+++ MATERIALS PROVIDED
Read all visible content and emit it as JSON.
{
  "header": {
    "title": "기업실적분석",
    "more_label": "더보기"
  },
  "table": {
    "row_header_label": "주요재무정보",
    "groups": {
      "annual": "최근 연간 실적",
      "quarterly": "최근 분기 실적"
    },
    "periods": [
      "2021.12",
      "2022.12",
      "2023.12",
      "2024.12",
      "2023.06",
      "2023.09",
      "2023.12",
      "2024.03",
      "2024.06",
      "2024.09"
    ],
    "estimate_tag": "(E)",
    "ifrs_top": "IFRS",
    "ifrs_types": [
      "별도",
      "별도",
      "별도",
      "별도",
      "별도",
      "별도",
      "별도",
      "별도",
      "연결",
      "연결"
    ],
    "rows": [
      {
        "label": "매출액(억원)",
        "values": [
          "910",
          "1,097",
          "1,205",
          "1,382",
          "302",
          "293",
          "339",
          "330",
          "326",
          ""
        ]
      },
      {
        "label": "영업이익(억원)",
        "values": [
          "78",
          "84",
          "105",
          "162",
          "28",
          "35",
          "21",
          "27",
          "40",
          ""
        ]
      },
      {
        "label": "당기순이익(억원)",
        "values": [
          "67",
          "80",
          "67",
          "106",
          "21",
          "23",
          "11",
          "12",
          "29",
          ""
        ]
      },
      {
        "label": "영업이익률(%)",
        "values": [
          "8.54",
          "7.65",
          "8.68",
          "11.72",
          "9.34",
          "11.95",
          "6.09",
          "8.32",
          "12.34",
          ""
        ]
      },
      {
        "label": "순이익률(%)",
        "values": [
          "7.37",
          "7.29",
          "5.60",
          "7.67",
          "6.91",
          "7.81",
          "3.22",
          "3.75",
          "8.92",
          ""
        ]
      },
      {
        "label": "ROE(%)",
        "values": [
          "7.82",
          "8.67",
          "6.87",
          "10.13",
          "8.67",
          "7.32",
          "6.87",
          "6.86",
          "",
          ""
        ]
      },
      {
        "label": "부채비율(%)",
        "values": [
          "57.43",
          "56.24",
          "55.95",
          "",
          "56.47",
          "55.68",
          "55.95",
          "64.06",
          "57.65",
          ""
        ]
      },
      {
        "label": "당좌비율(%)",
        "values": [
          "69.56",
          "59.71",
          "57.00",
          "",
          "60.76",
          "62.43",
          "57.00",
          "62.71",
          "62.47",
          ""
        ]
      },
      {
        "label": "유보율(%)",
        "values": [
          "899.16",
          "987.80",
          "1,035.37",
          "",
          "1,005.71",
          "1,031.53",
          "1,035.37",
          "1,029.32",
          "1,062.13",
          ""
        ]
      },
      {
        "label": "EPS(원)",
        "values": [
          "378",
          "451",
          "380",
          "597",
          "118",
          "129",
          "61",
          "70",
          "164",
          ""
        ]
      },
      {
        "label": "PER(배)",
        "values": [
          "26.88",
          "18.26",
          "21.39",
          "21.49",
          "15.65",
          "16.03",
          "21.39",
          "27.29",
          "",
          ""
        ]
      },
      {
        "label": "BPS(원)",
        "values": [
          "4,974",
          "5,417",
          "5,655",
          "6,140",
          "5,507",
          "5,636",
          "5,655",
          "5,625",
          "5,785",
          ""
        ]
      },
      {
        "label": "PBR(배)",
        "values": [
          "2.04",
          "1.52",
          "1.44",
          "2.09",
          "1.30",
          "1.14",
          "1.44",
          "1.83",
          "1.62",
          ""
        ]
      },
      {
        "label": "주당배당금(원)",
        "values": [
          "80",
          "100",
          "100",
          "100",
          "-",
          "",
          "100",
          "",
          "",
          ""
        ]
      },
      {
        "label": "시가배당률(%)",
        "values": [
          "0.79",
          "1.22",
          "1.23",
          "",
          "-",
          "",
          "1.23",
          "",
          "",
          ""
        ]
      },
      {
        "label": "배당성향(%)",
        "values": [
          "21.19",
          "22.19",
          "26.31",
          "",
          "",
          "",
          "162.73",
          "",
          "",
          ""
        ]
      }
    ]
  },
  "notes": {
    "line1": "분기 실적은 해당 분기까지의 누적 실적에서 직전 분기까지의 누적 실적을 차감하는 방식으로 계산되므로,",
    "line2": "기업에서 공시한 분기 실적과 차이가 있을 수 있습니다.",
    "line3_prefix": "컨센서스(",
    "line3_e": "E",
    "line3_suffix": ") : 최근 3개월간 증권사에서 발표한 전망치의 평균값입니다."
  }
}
++++++
> _GOAL_
Copy out every line of the data above, exactly as given.

> _SOLUTION TO THIS PROBLEM_
Read all visible content and emit it as JSON.
{
  "header": {
    "title": "기업실적분석",
    "more_label": "더보기"
  },
  "table": {
    "row_header_label": "주요재무정보",
    "groups": {
      "annual": "최근 연간 실적",
      "quarterly": "최근 분기 실적"
    },
    "periods": [
      "2021.12",
      "2022.12",
      "2023.12",
      "2024.12",
      "2023.06",
      "2023.09",
      "2023.12",
      "2024.03",
      "2024.06",
      "2024.09"
    ],
    "estimate_tag": "(E)",
    "ifrs_top": "IFRS",
    "ifrs_types": [
      "별도",
      "별도",
      "별도",
      "별도",
      "별도",
      "별도",
      "별도",
      "별도",
      "연결",
      "연결"
    ],
    "rows": [
      {
        "label": "매출액(억원)",
        "values": [
          "910",
          "1,097",
          "1,205",
          "1,382",
          "302",
          "293",
          "339",
          "330",
          "326",
          ""
        ]
      },
      {
        "label": "영업이익(억원)",
        "values": [
          "78",
          "84",
          "105",
          "162",
          "28",
          "35",
          "21",
          "27",
          "40",
          ""
        ]
      },
      {
        "label": "당기순이익(억원)",
        "values": [
          "67",
          "80",
          "67",
          "106",
          "21",
          "23",
          "11",
          "12",
          "29",
          ""
        ]
      },
      {
        "label": "영업이익률(%)",
        "values": [
          "8.54",
          "7.65",
          "8.68",
          "11.72",
          "9.34",
          "11.95",
          "6.09",
          "8.32",
          "12.34",
          ""
        ]
      },
      {
        "label": "순이익률(%)",
        "values": [
          "7.37",
          "7.29",
          "5.60",
          "7.67",
          "6.91",
          "7.81",
          "3.22",
          "3.75",
          "8.92",
          ""
        ]
      },
      {
        "label": "ROE(%)",
        "values": [
          "7.82",
          "8.67",
          "6.87",
          "10.13",
          "8.67",
          "7.32",
          "6.87",
          "6.86",
          "",
          ""
        ]
      },
      {
        "label": "부채비율(%)",
        "values": [
          "57.43",
          "56.24",
          "55.95",
          "",
          "56.47",
          "55.68",
          "55.95",
          "64.06",
          "57.65",
          ""
        ]
      },
      {
        "label": "당좌비율(%)",
        "values": [
          "69.56",
          "59.71",
          "57.00",
          "",
          "60.76",
          "62.43",
          "57.00",
          "62.71",
          "62.47",
          ""
        ]
      },
      {
        "label": "유보율(%)",
        "values": [
          "899.16",
          "987.80",
          "1,035.37",
          "",
          "1,005.71",
          "1,031.53",
          "1,035.37",
          "1,029.32",
          "1,062.13",
          ""
        ]
      },
      {
        "label": "EPS(원)",
        "values": [
          "378",
          "451",
          "380",
          "597",
          "118",
          "129",
          "61",
          "70",
          "164",
          ""
        ]
      },
      {
        "label": "PER(배)",
        "values": [
          "26.88",
          "18.26",
          "21.39",
          "21.49",
          "15.65",
          "16.03",
          "21.39",
          "27.29",
          "",
          ""
        ]
      },
      {
        "label": "BPS(원)",
        "values": [
          "4,974",
          "5,417",
          "5,655",
          "6,140",
          "5,507",
          "5,636",
          "5,655",
          "5,625",
          "5,785",
          ""
        ]
      },
      {
        "label": "PBR(배)",
        "values": [
          "2.04",
          "1.52",
          "1.44",
          "2.09",
          "1.30",
          "1.14",
          "1.44",
          "1.83",
          "1.62",
          ""
        ]
      },
      {
        "label": "주당배당금(원)",
        "values": [
          "80",
          "100",
          "100",
          "100",
          "-",
          "",
          "100",
          "",
          "",
          ""
        ]
      },
      {
        "label": "시가배당률(%)",
        "values": [
          "0.79",
          "1.22",
          "1.23",
          "",
          "-",
          "",
          "1.23",
          "",
          "",
          ""
        ]
      },
      {
        "label": "배당성향(%)",
        "values": [
          "21.19",
          "22.19",
          "26.31",
          "",
          "",
          "",
          "162.73",
          "",
          "",
          ""
        ]
      }
    ]
  },
  "notes": {
    "line1": "분기 실적은 해당 분기까지의 누적 실적에서 직전 분기까지의 누적 실적을 차감하는 방식으로 계산되므로,",
    "line2": "기업에서 공시한 분기 실적과 차이가 있을 수 있습니다.",
    "line3_prefix": "컨센서스(",
    "line3_e": "E",
    "line3_suffix": ") : 최근 3개월간 증권사에서 발표한 전망치의 평균값입니다."
  }
}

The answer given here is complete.